- [What you need to do] Where a line holds the word "الخارجية", copy that line.

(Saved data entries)
....
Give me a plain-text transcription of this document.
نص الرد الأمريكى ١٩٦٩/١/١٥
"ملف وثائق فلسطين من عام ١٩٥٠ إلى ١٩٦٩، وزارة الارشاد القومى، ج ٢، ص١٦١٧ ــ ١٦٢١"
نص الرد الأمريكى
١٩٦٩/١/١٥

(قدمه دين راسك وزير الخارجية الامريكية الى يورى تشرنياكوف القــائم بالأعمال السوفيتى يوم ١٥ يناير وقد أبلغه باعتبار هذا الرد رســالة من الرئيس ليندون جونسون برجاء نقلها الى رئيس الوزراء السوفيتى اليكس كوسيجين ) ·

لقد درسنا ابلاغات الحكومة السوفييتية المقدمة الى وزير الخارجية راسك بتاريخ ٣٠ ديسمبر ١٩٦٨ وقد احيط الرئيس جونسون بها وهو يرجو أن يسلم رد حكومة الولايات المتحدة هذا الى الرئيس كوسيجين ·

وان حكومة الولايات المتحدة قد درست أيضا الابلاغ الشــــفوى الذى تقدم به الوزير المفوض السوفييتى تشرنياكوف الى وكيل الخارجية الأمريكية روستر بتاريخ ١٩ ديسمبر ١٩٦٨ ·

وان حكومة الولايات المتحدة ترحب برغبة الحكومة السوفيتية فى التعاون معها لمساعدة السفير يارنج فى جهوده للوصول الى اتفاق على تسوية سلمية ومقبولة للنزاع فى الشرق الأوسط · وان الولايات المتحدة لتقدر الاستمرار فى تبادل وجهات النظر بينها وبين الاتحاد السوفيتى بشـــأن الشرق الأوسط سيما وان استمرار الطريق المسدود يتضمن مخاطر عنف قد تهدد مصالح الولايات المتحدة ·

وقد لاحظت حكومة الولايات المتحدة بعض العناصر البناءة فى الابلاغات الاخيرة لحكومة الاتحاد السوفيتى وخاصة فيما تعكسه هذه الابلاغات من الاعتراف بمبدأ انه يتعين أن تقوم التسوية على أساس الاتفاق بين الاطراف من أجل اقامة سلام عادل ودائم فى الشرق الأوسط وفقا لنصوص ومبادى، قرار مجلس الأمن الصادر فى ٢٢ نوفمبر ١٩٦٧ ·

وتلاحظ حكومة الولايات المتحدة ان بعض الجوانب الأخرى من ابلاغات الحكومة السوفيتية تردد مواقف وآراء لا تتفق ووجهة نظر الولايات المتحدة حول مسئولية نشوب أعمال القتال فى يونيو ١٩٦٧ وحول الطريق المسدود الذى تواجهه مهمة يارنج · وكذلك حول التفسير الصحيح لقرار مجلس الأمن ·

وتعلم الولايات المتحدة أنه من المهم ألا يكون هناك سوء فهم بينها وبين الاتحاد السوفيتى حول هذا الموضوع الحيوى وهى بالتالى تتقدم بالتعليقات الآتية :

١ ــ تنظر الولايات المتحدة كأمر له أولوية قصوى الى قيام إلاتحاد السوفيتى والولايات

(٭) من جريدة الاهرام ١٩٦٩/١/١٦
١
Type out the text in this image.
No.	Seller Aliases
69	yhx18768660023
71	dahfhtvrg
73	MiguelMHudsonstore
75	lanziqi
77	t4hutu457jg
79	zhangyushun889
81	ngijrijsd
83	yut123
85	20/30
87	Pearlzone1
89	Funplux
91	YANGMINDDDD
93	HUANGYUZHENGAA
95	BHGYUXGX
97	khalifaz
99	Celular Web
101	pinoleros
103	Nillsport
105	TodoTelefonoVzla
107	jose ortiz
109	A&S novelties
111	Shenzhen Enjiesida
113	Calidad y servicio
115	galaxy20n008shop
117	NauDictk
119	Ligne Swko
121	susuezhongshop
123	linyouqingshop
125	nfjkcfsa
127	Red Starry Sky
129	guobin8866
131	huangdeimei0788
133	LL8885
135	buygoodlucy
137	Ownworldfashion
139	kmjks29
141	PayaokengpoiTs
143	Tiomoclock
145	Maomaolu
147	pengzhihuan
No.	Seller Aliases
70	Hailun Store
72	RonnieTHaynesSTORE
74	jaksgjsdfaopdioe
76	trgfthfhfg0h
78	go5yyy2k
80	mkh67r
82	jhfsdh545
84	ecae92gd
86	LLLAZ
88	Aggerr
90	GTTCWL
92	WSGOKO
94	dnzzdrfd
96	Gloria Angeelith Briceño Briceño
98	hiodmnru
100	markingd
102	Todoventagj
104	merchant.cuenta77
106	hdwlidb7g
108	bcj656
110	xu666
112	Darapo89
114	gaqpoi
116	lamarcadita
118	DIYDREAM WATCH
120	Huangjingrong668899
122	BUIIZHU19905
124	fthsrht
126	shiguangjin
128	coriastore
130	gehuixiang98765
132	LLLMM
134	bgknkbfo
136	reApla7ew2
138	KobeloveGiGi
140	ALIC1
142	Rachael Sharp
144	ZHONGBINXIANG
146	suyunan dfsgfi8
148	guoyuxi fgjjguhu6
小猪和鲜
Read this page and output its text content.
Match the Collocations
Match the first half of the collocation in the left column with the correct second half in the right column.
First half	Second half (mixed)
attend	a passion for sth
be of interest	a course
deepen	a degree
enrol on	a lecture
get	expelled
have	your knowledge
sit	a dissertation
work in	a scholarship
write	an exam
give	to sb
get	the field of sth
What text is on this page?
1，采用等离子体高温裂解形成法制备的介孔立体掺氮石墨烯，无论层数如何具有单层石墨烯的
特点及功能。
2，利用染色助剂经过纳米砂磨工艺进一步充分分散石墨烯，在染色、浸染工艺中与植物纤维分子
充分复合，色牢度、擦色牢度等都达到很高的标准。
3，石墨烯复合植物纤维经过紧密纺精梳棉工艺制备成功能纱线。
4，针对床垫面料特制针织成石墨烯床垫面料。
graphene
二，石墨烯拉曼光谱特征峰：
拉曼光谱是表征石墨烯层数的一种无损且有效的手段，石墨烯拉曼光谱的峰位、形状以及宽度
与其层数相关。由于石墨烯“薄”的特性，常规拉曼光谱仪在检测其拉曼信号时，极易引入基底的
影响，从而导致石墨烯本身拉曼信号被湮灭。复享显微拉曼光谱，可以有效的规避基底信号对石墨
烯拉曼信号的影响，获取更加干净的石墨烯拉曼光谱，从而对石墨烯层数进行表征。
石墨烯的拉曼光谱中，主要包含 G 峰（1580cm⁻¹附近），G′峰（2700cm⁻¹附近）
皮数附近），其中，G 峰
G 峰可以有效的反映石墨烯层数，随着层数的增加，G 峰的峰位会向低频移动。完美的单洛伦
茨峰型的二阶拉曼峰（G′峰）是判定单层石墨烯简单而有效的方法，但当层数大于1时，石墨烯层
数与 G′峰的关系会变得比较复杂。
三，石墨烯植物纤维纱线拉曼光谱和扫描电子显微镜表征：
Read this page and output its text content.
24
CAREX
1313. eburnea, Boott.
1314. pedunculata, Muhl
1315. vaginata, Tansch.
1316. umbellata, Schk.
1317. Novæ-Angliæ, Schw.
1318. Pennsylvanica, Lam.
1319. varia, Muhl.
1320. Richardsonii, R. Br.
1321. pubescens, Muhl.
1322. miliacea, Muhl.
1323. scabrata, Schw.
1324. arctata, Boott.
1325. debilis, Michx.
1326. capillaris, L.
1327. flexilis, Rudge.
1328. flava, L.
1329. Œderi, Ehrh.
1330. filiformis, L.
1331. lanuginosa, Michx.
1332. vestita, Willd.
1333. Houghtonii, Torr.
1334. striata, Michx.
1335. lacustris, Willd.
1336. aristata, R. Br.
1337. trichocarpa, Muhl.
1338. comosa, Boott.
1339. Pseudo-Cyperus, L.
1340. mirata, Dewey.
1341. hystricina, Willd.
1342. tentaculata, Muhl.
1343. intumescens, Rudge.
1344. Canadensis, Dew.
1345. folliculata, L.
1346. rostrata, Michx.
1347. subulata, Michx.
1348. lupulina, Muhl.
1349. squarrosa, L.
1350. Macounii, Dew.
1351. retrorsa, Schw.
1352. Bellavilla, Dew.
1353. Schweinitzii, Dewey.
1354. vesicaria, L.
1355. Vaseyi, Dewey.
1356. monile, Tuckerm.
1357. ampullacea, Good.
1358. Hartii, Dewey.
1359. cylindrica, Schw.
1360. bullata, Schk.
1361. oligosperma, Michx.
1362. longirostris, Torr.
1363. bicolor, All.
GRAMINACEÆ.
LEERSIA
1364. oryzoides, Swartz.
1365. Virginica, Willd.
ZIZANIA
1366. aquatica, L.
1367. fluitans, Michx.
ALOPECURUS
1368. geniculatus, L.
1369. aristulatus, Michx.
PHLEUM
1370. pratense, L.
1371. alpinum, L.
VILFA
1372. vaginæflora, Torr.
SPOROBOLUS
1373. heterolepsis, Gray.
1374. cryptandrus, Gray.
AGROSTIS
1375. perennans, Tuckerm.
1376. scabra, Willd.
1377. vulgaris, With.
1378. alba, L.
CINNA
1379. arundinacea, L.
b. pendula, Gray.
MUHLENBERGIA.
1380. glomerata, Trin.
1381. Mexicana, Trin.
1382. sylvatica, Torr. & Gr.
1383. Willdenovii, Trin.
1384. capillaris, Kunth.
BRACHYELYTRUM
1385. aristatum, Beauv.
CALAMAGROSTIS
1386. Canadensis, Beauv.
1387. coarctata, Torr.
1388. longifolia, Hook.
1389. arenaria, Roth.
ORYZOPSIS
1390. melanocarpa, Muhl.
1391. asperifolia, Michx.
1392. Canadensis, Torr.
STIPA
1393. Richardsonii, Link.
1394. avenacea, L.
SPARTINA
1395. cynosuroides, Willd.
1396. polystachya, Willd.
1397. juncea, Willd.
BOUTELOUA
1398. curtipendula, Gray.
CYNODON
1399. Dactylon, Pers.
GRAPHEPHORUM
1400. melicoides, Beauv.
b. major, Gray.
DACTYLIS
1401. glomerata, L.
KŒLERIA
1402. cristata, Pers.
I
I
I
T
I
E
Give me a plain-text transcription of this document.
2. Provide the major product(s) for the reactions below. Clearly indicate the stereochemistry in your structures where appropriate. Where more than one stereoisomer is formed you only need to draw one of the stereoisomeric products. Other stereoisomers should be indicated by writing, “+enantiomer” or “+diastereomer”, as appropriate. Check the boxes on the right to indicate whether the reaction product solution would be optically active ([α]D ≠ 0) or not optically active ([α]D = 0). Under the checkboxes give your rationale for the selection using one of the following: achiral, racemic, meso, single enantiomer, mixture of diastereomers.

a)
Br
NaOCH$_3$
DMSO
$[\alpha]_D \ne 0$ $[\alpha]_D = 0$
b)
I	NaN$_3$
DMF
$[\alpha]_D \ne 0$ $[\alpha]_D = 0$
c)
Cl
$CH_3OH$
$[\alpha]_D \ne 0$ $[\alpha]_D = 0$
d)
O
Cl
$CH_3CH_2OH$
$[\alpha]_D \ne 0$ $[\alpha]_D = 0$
....
- [Problem solution]
(قدمه دين راسك وزير الخارجية الامريكية الى يورى تشرنياكوف القــائم بالأعمال السوفيتى يوم ١٥ يناير وقد أبلغه باعتبار هذا الرد رســالة من الرئيس ليندون جونسون برجاء نقلها الى رئيس الوزراء السوفيتى اليكس كوسيجين ) ·
لقد درسنا ابلاغات الحكومة السوفييتية المقدمة الى وزير الخارجية راسك بتاريخ ٣٠ ديسمبر ١٩٦٨ وقد احيط الرئيس جونسون بها وهو يرجو أن يسلم رد حكومة الولايات المتحدة هذا الى الرئيس كوسيجين ·
وان حكومة الولايات المتحدة قد درست أيضا الابلاغ الشــــفوى الذى تقدم به الوزير المفوض السوفييتى تشرنياكوف الى وكيل الخارجية الأمريكية روستر بتاريخ ١٩ ديسمبر ١٩٦٨ ·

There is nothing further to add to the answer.